Collected data entries:

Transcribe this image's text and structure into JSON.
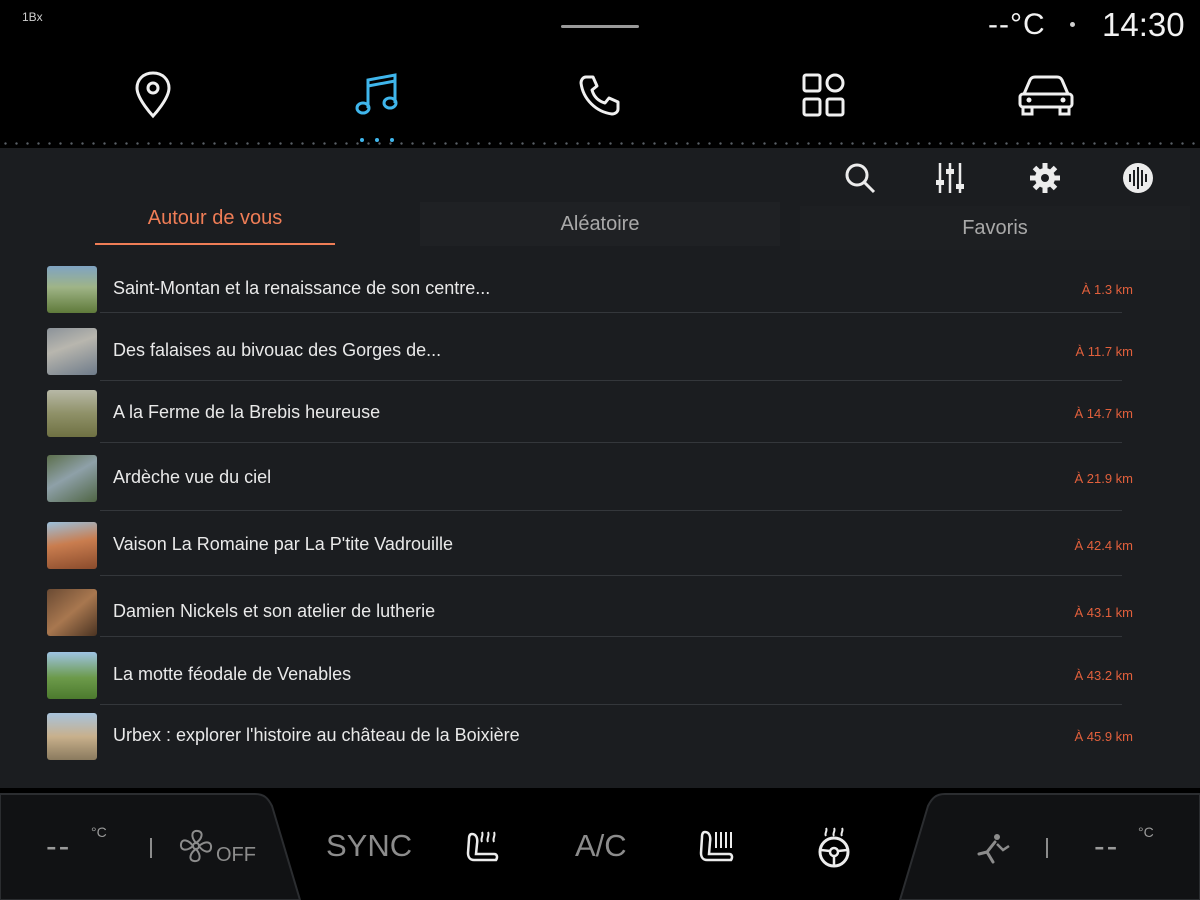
{
  "status": {
    "temperature": "--°C",
    "time": "14:30",
    "corner_label": "1Bx"
  },
  "nav": {
    "items": [
      "location-pin-icon",
      "music-note-icon",
      "phone-icon",
      "apps-grid-icon",
      "car-icon"
    ],
    "active": "music-note-icon",
    "accent_color": "#3fb6ec"
  },
  "toolbar": {
    "icons": [
      "search-icon",
      "equalizer-icon",
      "gear-icon",
      "source-icon"
    ]
  },
  "tabs": {
    "around": "Autour de vous",
    "random": "Aléatoire",
    "favorites": "Favoris",
    "active": "around",
    "accent_color": "#ef7d56"
  },
  "list": {
    "items": [
      {
        "title": "Saint-Montan et la renaissance de son centre...",
        "distance": "À 1.3 km"
      },
      {
        "title": "Des falaises au bivouac des Gorges de...",
        "distance": "À 11.7 km"
      },
      {
        "title": "A la Ferme de la Brebis heureuse",
        "distance": "À 14.7 km"
      },
      {
        "title": "Ardèche vue du ciel",
        "distance": "À 21.9 km"
      },
      {
        "title": "Vaison La Romaine par La P'tite Vadrouille",
        "distance": "À 42.4 km"
      },
      {
        "title": "Damien Nickels et son atelier de lutherie",
        "distance": "À 43.1 km"
      },
      {
        "title": "La motte féodale de Venables",
        "distance": "À 43.2 km"
      },
      {
        "title": "Urbex : explorer l'histoire au château de la Boixière",
        "distance": "À 45.9 km"
      }
    ],
    "distance_color": "#e2603c"
  },
  "climate": {
    "left_temp": "--",
    "left_unit": "°C",
    "fan_label": "OFF",
    "sync_label": "SYNC",
    "ac_label": "A/C",
    "right_temp": "--",
    "right_unit": "°C"
  }
}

PROBLEM TO SOLVE: Transcribe all the lines above exactly, apart from the pictures.

RESULT:
Transcribe this image's text and structure into JSON.
{
  "status": {
    "temperature": "--°C",
    "time": "14:30",
    "corner_label": "1Bx"
  },
  "nav": {
    "items": [
      "location-pin-icon",
      "music-note-icon",
      "phone-icon",
      "apps-grid-icon",
      "car-icon"
    ],
    "active": "music-note-icon",
    "accent_color": "#3fb6ec"
  },
  "toolbar": {
    "icons": [
      "search-icon",
      "equalizer-icon",
      "gear-icon",
      "source-icon"
    ]
  },
  "tabs": {
    "around": "Autour de vous",
    "random": "Aléatoire",
    "favorites": "Favoris",
    "active": "around",
    "accent_color": "#ef7d56"
  },
  "list": {
    "items": [
      {
        "title": "Saint-Montan et la renaissance de son centre...",
        "distance": "À 1.3 km"
      },
      {
        "title": "Des falaises au bivouac des Gorges de...",
        "distance": "À 11.7 km"
      },
      {
        "title": "A la Ferme de la Brebis heureuse",
        "distance": "À 14.7 km"
      },
      {
        "title": "Ardèche vue du ciel",
        "distance": "À 21.9 km"
      },
      {
        "title": "Vaison La Romaine par La P'tite Vadrouille",
        "distance": "À 42.4 km"
      },
      {
        "title": "Damien Nickels et son atelier de lutherie",
        "distance": "À 43.1 km"
      },
      {
        "title": "La motte féodale de Venables",
        "distance": "À 43.2 km"
      },
      {
        "title": "Urbex : explorer l'histoire au château de la Boixière",
        "distance": "À 45.9 km"
      }
    ],
    "distance_color": "#e2603c"
  },
  "climate": {
    "left_temp": "--",
    "left_unit": "°C",
    "fan_label": "OFF",
    "sync_label": "SYNC",
    "ac_label": "A/C",
    "right_temp": "--",
    "right_unit": "°C"
  }
}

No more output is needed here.